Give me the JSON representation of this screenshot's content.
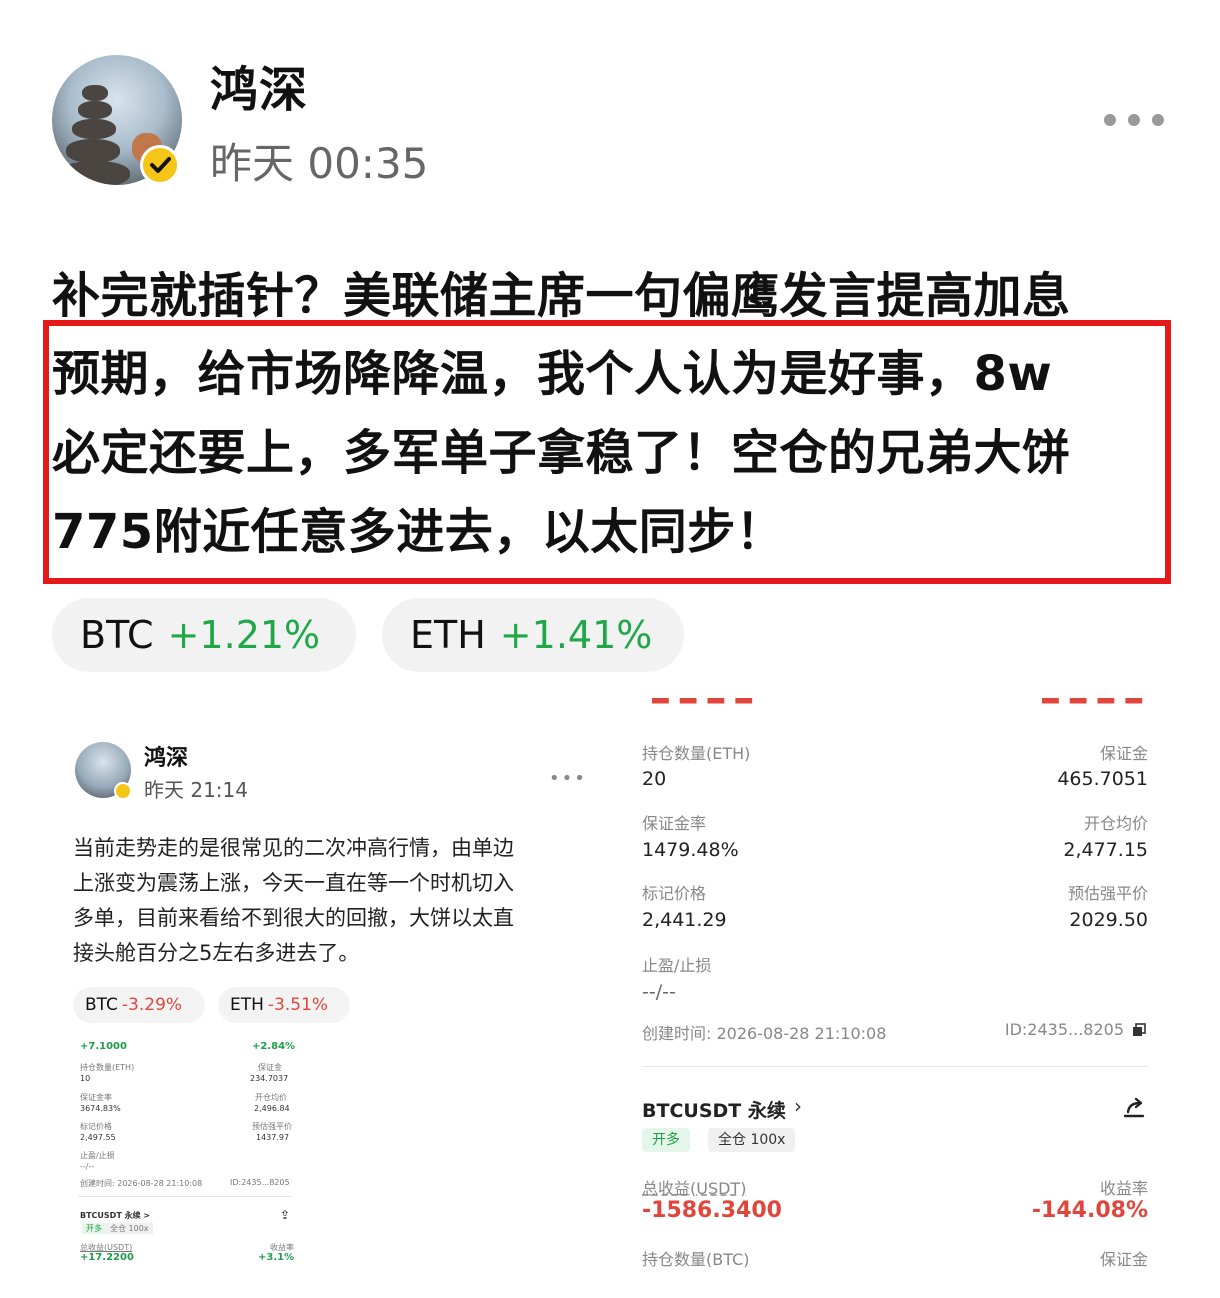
{
  "post": {
    "username": "鸿深",
    "time": "昨天 00:35",
    "lines": [
      "补完就插针？美联储主席一句偏鹰发言提高加息",
      "预期，给市场降降温，我个人认为是好事，8w",
      "必定还要上，多军单子拿稳了！空仓的兄弟大饼",
      "775附近任意多进去，以太同步！"
    ],
    "tickers": [
      {
        "symbol": "BTC",
        "change": "+1.21%"
      },
      {
        "symbol": "ETH",
        "change": "+1.41%"
      }
    ]
  },
  "embedded_post": {
    "username": "鸿深",
    "time": "昨天 21:14",
    "lines": [
      "当前走势走的是很常见的二次冲高行情，由单边",
      "上涨变为震荡上涨，今天一直在等一个时机切入",
      "多单，目前来看给不到很大的回撤，大饼以太直",
      "接头舱百分之5左右多进去了。"
    ],
    "tickers": [
      {
        "symbol": "BTC",
        "change": "-3.29%"
      },
      {
        "symbol": "ETH",
        "change": "-3.51%"
      }
    ],
    "mini_position": {
      "top_left": "+7.1000",
      "top_right": "+2.84%",
      "qty_label": "持仓数量(ETH)",
      "qty": "10",
      "margin_label": "保证金",
      "margin": "234.7037",
      "ratio_label": "保证金率",
      "ratio": "3674.83%",
      "open_label": "开仓均价",
      "open": "2,496.84",
      "mark_label": "标记价格",
      "mark": "2,497.55",
      "liq_label": "预估强平价",
      "liq": "1437.97",
      "tpsl_label": "止盈/止损",
      "tpsl": "--/--",
      "created": "创建时间: 2026-08-28 21:10:08",
      "id": "ID:2435...8205",
      "contract": "BTCUSDT 永续 >",
      "tag1": "开多",
      "tag2": "全仓 100x",
      "pnl_label": "总收益(USDT)",
      "pnl": "+17.2200",
      "rate_label": "收益率",
      "rate": "+3.1%"
    }
  },
  "position": {
    "qty_label": "持仓数量(ETH)",
    "qty": "20",
    "margin_label": "保证金",
    "margin": "465.7051",
    "ratio_label": "保证金率",
    "ratio": "1479.48%",
    "open_label": "开仓均价",
    "open": "2,477.15",
    "mark_label": "标记价格",
    "mark": "2,441.29",
    "liq_label": "预估强平价",
    "liq": "2029.50",
    "tpsl_label": "止盈/止损",
    "tpsl": "--/--",
    "created": "创建时间: 2026-08-28 21:10:08",
    "id": "ID:2435...8205",
    "contract": "BTCUSDT 永续",
    "tag1": "开多",
    "tag2": "全仓 100x",
    "pnl_label": "总收益(USDT)",
    "pnl": "-1586.3400",
    "rate_label": "收益率",
    "rate": "-144.08%",
    "next_qty_label": "持仓数量(BTC)",
    "next_margin_label": "保证金"
  },
  "colors": {
    "up": "#20a848",
    "down": "#e0463c",
    "highlight": "#e51919",
    "verified": "#f5c518"
  },
  "icons": [
    "more-icon",
    "verified-icon",
    "share-icon",
    "copy-icon",
    "chevron-right-icon"
  ]
}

*To be done*
The data above should be repeated exactly, minus any pictures.

*Full output*
Give me the JSON representation of this screenshot's content.
{
  "post": {
    "username": "鸿深",
    "time": "昨天 00:35",
    "lines": [
      "补完就插针？美联储主席一句偏鹰发言提高加息",
      "预期，给市场降降温，我个人认为是好事，8w",
      "必定还要上，多军单子拿稳了！空仓的兄弟大饼",
      "775附近任意多进去，以太同步！"
    ],
    "tickers": [
      {
        "symbol": "BTC",
        "change": "+1.21%"
      },
      {
        "symbol": "ETH",
        "change": "+1.41%"
      }
    ]
  },
  "embedded_post": {
    "username": "鸿深",
    "time": "昨天 21:14",
    "lines": [
      "当前走势走的是很常见的二次冲高行情，由单边",
      "上涨变为震荡上涨，今天一直在等一个时机切入",
      "多单，目前来看给不到很大的回撤，大饼以太直",
      "接头舱百分之5左右多进去了。"
    ],
    "tickers": [
      {
        "symbol": "BTC",
        "change": "-3.29%"
      },
      {
        "symbol": "ETH",
        "change": "-3.51%"
      }
    ],
    "mini_position": {
      "top_left": "+7.1000",
      "top_right": "+2.84%",
      "qty_label": "持仓数量(ETH)",
      "qty": "10",
      "margin_label": "保证金",
      "margin": "234.7037",
      "ratio_label": "保证金率",
      "ratio": "3674.83%",
      "open_label": "开仓均价",
      "open": "2,496.84",
      "mark_label": "标记价格",
      "mark": "2,497.55",
      "liq_label": "预估强平价",
      "liq": "1437.97",
      "tpsl_label": "止盈/止损",
      "tpsl": "--/--",
      "created": "创建时间: 2026-08-28 21:10:08",
      "id": "ID:2435...8205",
      "contract": "BTCUSDT 永续 >",
      "tag1": "开多",
      "tag2": "全仓 100x",
      "pnl_label": "总收益(USDT)",
      "pnl": "+17.2200",
      "rate_label": "收益率",
      "rate": "+3.1%"
    }
  },
  "position": {
    "qty_label": "持仓数量(ETH)",
    "qty": "20",
    "margin_label": "保证金",
    "margin": "465.7051",
    "ratio_label": "保证金率",
    "ratio": "1479.48%",
    "open_label": "开仓均价",
    "open": "2,477.15",
    "mark_label": "标记价格",
    "mark": "2,441.29",
    "liq_label": "预估强平价",
    "liq": "2029.50",
    "tpsl_label": "止盈/止损",
    "tpsl": "--/--",
    "created": "创建时间: 2026-08-28 21:10:08",
    "id": "ID:2435...8205",
    "contract": "BTCUSDT 永续",
    "tag1": "开多",
    "tag2": "全仓 100x",
    "pnl_label": "总收益(USDT)",
    "pnl": "-1586.3400",
    "rate_label": "收益率",
    "rate": "-144.08%",
    "next_qty_label": "持仓数量(BTC)",
    "next_margin_label": "保证金"
  },
  "colors": {
    "up": "#20a848",
    "down": "#e0463c",
    "highlight": "#e51919",
    "verified": "#f5c518"
  },
  "icons": [
    "more-icon",
    "verified-icon",
    "share-icon",
    "copy-icon",
    "chevron-right-icon"
  ]
}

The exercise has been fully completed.